* _What you should do_: Collect from the data below each line with "法治公安建设年".

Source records
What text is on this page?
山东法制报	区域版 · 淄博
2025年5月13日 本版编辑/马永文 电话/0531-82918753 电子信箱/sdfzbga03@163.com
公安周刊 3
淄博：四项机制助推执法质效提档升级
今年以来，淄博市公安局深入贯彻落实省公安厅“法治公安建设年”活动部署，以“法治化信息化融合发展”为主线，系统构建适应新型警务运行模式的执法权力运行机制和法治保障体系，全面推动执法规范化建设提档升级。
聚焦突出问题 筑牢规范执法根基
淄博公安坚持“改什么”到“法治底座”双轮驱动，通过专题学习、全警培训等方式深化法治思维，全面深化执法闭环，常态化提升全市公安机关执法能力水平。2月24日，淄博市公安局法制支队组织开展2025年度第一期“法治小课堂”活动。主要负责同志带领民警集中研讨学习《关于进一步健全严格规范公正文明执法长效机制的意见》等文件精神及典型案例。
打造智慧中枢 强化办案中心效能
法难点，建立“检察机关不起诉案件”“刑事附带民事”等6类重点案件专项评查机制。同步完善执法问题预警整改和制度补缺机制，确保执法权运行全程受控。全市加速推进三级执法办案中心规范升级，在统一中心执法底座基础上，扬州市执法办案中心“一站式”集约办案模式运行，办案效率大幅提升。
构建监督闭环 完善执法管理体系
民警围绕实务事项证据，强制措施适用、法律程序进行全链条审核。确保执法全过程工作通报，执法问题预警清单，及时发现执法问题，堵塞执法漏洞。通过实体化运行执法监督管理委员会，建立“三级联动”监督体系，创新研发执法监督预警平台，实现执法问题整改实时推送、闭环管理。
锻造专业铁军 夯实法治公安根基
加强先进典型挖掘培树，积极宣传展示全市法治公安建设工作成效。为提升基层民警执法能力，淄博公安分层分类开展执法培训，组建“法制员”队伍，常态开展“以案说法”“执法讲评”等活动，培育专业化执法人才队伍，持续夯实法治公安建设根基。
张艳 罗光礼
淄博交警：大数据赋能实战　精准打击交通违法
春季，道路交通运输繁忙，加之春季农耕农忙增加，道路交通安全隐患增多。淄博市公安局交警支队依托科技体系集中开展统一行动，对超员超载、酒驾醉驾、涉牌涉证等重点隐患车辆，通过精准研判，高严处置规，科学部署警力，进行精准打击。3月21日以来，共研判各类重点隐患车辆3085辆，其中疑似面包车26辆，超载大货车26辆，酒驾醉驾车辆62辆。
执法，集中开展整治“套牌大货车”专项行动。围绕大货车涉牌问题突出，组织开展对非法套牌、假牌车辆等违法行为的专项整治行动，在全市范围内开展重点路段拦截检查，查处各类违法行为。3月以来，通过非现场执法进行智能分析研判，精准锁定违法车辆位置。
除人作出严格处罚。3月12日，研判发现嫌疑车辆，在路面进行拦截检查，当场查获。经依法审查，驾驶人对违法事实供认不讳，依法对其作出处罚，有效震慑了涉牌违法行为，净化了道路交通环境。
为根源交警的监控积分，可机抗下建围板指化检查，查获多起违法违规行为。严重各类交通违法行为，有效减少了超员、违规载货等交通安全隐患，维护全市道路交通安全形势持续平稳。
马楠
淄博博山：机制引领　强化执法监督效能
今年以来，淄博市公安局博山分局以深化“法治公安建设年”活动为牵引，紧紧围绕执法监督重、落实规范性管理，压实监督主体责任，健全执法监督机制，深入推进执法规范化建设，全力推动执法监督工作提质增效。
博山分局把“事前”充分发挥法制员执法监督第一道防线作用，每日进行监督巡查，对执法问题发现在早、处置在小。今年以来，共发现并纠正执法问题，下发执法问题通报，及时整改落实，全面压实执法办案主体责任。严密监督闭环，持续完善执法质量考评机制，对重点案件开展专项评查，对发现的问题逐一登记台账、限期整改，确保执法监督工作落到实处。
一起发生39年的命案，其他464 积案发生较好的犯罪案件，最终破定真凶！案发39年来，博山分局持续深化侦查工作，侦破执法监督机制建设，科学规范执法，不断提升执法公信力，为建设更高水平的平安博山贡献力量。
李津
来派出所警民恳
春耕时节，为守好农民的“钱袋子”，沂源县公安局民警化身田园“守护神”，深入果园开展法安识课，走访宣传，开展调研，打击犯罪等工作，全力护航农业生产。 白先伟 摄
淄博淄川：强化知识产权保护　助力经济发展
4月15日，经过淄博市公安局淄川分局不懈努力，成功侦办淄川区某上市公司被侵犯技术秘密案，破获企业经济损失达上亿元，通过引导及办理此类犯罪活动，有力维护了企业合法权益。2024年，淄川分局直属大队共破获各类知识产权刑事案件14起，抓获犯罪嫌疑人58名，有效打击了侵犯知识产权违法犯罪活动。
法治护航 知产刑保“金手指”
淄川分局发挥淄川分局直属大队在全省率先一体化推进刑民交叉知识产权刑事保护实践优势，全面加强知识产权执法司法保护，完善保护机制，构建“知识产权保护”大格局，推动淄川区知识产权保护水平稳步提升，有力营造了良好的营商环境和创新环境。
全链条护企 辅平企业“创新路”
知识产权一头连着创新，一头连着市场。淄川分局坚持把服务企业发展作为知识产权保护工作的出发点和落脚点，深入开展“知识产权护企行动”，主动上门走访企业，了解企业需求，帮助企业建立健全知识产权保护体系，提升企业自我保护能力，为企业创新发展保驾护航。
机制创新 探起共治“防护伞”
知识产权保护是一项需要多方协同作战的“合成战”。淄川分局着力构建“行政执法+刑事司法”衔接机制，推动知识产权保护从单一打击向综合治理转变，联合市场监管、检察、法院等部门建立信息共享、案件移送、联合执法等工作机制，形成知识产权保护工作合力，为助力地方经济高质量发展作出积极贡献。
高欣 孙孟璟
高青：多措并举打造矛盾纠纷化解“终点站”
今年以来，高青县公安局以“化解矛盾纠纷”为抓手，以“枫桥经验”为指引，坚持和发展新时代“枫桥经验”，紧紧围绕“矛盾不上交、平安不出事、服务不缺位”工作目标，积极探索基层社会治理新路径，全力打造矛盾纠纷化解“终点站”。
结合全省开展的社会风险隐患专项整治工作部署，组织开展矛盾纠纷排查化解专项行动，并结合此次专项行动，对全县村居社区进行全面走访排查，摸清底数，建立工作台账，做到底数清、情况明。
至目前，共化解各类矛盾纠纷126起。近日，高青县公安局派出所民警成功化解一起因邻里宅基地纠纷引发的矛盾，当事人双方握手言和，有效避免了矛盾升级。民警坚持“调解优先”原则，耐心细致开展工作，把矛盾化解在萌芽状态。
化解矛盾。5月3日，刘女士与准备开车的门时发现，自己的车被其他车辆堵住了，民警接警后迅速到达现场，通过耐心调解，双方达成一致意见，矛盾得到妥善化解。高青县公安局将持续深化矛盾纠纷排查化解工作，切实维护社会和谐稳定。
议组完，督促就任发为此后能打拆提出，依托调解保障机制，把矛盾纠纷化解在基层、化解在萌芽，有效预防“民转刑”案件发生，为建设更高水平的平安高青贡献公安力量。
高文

* _Exercise solution_:
今年以来，淄博市公安局深入贯彻落实省公安厅“法治公安建设年”活动部署，以“法治化信息化融合发展”为主线，系统构建适应新型警务运行模式的执法权力运行机制和法治保障体系，全面推动执法规范化建设提档升级。
今年以来，淄博市公安局博山分局以深化“法治公安建设年”活动为牵引，紧紧围绕执法监督重、落实规范性管理，压实监督主体责任，健全执法监督机制，深入推进执法规范化建设，全力推动执法监督工作提质增效。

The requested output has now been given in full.